[START OF Given entries]
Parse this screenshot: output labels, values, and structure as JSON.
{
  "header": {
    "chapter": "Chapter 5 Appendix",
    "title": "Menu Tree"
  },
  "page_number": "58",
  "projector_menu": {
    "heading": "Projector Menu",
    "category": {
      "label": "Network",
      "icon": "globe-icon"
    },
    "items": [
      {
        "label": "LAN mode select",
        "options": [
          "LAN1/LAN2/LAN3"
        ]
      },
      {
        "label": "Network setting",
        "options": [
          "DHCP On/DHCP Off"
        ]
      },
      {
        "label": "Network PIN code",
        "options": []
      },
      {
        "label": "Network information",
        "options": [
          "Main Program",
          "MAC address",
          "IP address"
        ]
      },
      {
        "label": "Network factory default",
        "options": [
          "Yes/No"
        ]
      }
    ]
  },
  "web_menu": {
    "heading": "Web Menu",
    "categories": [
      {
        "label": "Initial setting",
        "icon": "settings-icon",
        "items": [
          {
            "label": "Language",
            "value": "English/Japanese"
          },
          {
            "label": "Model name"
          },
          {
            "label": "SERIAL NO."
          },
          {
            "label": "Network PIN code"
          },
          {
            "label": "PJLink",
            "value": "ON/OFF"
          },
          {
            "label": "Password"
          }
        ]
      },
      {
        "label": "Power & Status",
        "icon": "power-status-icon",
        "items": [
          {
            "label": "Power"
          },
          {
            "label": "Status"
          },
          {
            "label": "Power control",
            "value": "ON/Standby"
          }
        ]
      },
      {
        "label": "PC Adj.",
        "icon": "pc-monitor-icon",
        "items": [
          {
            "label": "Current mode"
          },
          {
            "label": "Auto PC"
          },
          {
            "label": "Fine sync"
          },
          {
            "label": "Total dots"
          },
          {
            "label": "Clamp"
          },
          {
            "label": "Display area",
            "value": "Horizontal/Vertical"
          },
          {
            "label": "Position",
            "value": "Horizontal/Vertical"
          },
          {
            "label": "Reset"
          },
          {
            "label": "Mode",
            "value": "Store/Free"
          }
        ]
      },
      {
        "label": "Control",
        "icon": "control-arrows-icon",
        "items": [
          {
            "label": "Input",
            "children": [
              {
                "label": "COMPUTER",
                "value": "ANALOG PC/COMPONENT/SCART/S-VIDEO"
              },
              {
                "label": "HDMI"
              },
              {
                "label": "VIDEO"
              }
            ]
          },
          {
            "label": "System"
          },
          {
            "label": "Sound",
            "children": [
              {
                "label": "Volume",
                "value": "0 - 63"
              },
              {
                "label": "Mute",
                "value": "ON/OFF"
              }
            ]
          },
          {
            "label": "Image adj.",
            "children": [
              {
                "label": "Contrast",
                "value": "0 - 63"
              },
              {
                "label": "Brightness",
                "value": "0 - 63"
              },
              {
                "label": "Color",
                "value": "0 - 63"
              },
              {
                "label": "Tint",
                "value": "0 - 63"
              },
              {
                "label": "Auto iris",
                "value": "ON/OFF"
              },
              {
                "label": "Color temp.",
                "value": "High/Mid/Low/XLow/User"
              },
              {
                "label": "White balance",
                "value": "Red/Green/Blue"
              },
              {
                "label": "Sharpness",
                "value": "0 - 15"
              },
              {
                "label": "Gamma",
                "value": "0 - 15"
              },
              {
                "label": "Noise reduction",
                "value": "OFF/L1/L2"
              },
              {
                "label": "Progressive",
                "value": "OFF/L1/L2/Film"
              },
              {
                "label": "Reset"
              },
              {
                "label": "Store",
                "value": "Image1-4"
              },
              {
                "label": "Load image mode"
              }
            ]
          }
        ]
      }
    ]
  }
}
[END OF Given entries]
Reproduce the data, keeping every line exactly the same.

Complete answer —
Parse this screenshot: output labels, values, and structure as JSON.
{
  "header": {
    "chapter": "Chapter 5 Appendix",
    "title": "Menu Tree"
  },
  "page_number": "58",
  "projector_menu": {
    "heading": "Projector Menu",
    "category": {
      "label": "Network",
      "icon": "globe-icon"
    },
    "items": [
      {
        "label": "LAN mode select",
        "options": [
          "LAN1/LAN2/LAN3"
        ]
      },
      {
        "label": "Network setting",
        "options": [
          "DHCP On/DHCP Off"
        ]
      },
      {
        "label": "Network PIN code",
        "options": []
      },
      {
        "label": "Network information",
        "options": [
          "Main Program",
          "MAC address",
          "IP address"
        ]
      },
      {
        "label": "Network factory default",
        "options": [
          "Yes/No"
        ]
      }
    ]
  },
  "web_menu": {
    "heading": "Web Menu",
    "categories": [
      {
        "label": "Initial setting",
        "icon": "settings-icon",
        "items": [
          {
            "label": "Language",
            "value": "English/Japanese"
          },
          {
            "label": "Model name"
          },
          {
            "label": "SERIAL NO."
          },
          {
            "label": "Network PIN code"
          },
          {
            "label": "PJLink",
            "value": "ON/OFF"
          },
          {
            "label": "Password"
          }
        ]
      },
      {
        "label": "Power & Status",
        "icon": "power-status-icon",
        "items": [
          {
            "label": "Power"
          },
          {
            "label": "Status"
          },
          {
            "label": "Power control",
            "value": "ON/Standby"
          }
        ]
      },
      {
        "label": "PC Adj.",
        "icon": "pc-monitor-icon",
        "items": [
          {
            "label": "Current mode"
          },
          {
            "label": "Auto PC"
          },
          {
            "label": "Fine sync"
          },
          {
            "label": "Total dots"
          },
          {
            "label": "Clamp"
          },
          {
            "label": "Display area",
            "value": "Horizontal/Vertical"
          },
          {
            "label": "Position",
            "value": "Horizontal/Vertical"
          },
          {
            "label": "Reset"
          },
          {
            "label": "Mode",
            "value": "Store/Free"
          }
        ]
      },
      {
        "label": "Control",
        "icon": "control-arrows-icon",
        "items": [
          {
            "label": "Input",
            "children": [
              {
                "label": "COMPUTER",
                "value": "ANALOG PC/COMPONENT/SCART/S-VIDEO"
              },
              {
                "label": "HDMI"
              },
              {
                "label": "VIDEO"
              }
            ]
          },
          {
            "label": "System"
          },
          {
            "label": "Sound",
            "children": [
              {
                "label": "Volume",
                "value": "0 - 63"
              },
              {
                "label": "Mute",
                "value": "ON/OFF"
              }
            ]
          },
          {
            "label": "Image adj.",
            "children": [
              {
                "label": "Contrast",
                "value": "0 - 63"
              },
              {
                "label": "Brightness",
                "value": "0 - 63"
              },
              {
                "label": "Color",
                "value": "0 - 63"
              },
              {
                "label": "Tint",
                "value": "0 - 63"
              },
              {
                "label": "Auto iris",
                "value": "ON/OFF"
              },
              {
                "label": "Color temp.",
                "value": "High/Mid/Low/XLow/User"
              },
              {
                "label": "White balance",
                "value": "Red/Green/Blue"
              },
              {
                "label": "Sharpness",
                "value": "0 - 15"
              },
              {
                "label": "Gamma",
                "value": "0 - 15"
              },
              {
                "label": "Noise reduction",
                "value": "OFF/L1/L2"
              },
              {
                "label": "Progressive",
                "value": "OFF/L1/L2/Film"
              },
              {
                "label": "Reset"
              },
              {
                "label": "Store",
                "value": "Image1-4"
              },
              {
                "label": "Load image mode"
              }
            ]
          }
        ]
      }
    ]
  }
}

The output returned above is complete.